→ **TASK DETAILS**
Answer these questions about the Gragg chair text below:
1. Which floor of the barn is being prepared for the workshop?
2. In how many days are the chairs to be built?
3. What nominal size is given for the arm pieces?

→ **DOCUMENT EXCERPT**

+++++

Gragg

Gragg Chair Workshop : T-Minus Seven Days

Next Monday will be the first day of the inaugural “Build A Gragg Chair” workshop at the barn.   I’ve been aiming for this week for the past decade.   For a couple weeks I have been preparing the space up on the fourth floor, the space normally used as my video studio.  It was the only place in the barn with enough open space for four workbenches, assembly tables, and the steam box.

In addition to getting everything tidied up I built three additional assembly jigs and steam bent a few of the parts I forgot to do when my pal JohnH was here earlier getting all the parts bent for student use.  That’s the only way we could get chairs built in six days, having all the individual steam-bent parts ready in advance.

It’s gonna be a gas.

I’m praying for cooler weather as last week was the hottest here in fifteen years; it was near 100 in the barn attic.  It has since cooled down to normal and I hope it remains so, high 70s in the day and mid-50s at night.

Gragg Chair Cut List

As a general rule I think of “cut lists” as further indication of the inexorable decline of Western Civilization.  Still, one of the participants for next August’s “Making A Gragg Chair” workshop at the barn has asked me for a list of parts for the chair.  Since he is not likely to be the only one with interest, here goes (these are all nominal sizes, the finished elements are somewhat smaller):

long serpentine (2 pcs) – 1-1/8″ wide x 1/2″ thick x 50″ long

arm (2 pcs)- 1-1/4″ wide x 1/2″ thick x 36″ long

rear leg (2 pcs)- 1-1/8″ wide x 1″ thick x 23″ long

curved seat/back splat (5 pcs) – 1″ wide x 3/4″ thick x 32″ long *

short seat slats (6 pcs) – 3/4″ wide x 1″ thick x 14″ long

Crest rail (1 pc) – 2-1/4″ wide x 2-1/4″ thick x 19″ long **

Rear seat rail (1 pc) – 3-1/2″ wide x 3-1/2″ thick x 19″ long **

Front seat rail (1 pc) – 4″ wide x 1-3/4″ thick x 22″ long **

front stretcher (1 pc) – 1-1/2″ wide x 1/2″ thick x 21″ long

side and rear rungs (6 pcs) – 3/4″ oak dowel x 19″ long

*the center curved splat is widened by tapered glued elements at the top

** these are sculpted elements, not steam bent

Another thing I am working on is a set of full scale construction drawings for the students of the workshop.  If there is interest I could see about having them for sale in the Barn Store.  Stay tuned on that one.

+++++

Collected data entries:
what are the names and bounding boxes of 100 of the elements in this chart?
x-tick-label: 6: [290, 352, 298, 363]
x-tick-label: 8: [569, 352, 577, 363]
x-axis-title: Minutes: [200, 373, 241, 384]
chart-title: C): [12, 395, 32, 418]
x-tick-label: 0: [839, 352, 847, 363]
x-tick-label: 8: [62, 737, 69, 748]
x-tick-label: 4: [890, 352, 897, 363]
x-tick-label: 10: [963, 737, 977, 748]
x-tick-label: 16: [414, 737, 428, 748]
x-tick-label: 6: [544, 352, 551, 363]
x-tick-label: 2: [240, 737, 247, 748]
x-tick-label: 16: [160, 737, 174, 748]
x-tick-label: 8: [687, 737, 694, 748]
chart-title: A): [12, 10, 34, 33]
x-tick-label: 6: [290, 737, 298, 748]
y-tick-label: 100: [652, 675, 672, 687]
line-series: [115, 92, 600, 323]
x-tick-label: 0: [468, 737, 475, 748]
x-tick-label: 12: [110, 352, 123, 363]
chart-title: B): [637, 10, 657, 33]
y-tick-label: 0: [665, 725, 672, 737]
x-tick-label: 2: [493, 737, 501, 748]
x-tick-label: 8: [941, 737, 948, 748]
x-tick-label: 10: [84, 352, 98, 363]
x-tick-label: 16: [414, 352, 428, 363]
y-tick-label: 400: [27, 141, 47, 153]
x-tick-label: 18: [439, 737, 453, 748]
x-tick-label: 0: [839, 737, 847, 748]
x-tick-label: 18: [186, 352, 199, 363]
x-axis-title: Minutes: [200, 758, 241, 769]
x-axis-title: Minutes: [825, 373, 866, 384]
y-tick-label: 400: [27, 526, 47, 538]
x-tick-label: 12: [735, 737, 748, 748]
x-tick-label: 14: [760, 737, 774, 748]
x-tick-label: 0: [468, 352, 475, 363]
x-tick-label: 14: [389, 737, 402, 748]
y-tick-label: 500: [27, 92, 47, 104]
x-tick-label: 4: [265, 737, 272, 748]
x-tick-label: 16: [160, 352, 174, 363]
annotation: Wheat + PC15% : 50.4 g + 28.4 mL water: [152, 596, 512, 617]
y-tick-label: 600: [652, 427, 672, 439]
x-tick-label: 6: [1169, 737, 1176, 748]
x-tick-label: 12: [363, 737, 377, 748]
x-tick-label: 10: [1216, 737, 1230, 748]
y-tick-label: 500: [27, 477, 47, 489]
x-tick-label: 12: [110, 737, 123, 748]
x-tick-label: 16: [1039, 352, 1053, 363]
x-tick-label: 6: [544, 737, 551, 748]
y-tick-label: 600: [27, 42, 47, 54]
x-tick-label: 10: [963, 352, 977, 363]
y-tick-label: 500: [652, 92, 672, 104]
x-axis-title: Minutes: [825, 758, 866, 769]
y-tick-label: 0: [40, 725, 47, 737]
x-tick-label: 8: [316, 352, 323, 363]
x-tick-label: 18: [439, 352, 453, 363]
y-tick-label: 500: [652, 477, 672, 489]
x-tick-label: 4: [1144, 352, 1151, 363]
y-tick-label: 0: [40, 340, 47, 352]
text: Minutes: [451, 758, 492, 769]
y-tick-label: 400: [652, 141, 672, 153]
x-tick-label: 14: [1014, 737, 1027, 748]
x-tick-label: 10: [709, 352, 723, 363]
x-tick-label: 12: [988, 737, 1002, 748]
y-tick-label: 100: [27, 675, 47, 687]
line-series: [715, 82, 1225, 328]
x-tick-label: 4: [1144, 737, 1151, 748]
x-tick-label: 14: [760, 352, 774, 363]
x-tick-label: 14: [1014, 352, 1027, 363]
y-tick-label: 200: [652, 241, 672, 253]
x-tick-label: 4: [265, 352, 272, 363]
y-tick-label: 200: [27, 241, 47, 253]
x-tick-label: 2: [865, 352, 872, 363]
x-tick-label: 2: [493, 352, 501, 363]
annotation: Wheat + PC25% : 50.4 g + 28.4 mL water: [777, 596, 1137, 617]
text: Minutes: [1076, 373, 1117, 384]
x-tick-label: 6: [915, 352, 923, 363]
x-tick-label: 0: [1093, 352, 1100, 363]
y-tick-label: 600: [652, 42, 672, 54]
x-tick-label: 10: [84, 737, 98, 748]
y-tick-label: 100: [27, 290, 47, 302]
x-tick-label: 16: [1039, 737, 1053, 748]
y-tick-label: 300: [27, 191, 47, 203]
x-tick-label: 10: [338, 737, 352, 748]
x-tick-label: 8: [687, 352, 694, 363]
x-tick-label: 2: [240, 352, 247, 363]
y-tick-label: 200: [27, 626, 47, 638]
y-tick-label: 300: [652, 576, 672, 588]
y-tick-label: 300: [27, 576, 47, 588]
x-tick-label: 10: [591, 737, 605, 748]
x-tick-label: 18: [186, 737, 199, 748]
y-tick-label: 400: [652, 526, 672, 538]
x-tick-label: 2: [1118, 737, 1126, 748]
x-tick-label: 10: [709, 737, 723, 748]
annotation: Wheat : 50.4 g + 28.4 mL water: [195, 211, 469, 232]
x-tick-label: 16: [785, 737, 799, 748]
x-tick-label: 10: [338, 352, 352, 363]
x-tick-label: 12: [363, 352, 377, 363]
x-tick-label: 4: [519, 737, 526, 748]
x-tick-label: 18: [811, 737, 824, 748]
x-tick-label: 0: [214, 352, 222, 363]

+++++

→ **TASK ANSWER**
1. The fourth floor.
2. Six days.
3. 1-1/4″ wide x 1/2″ thick x 36″ long (2 pieces).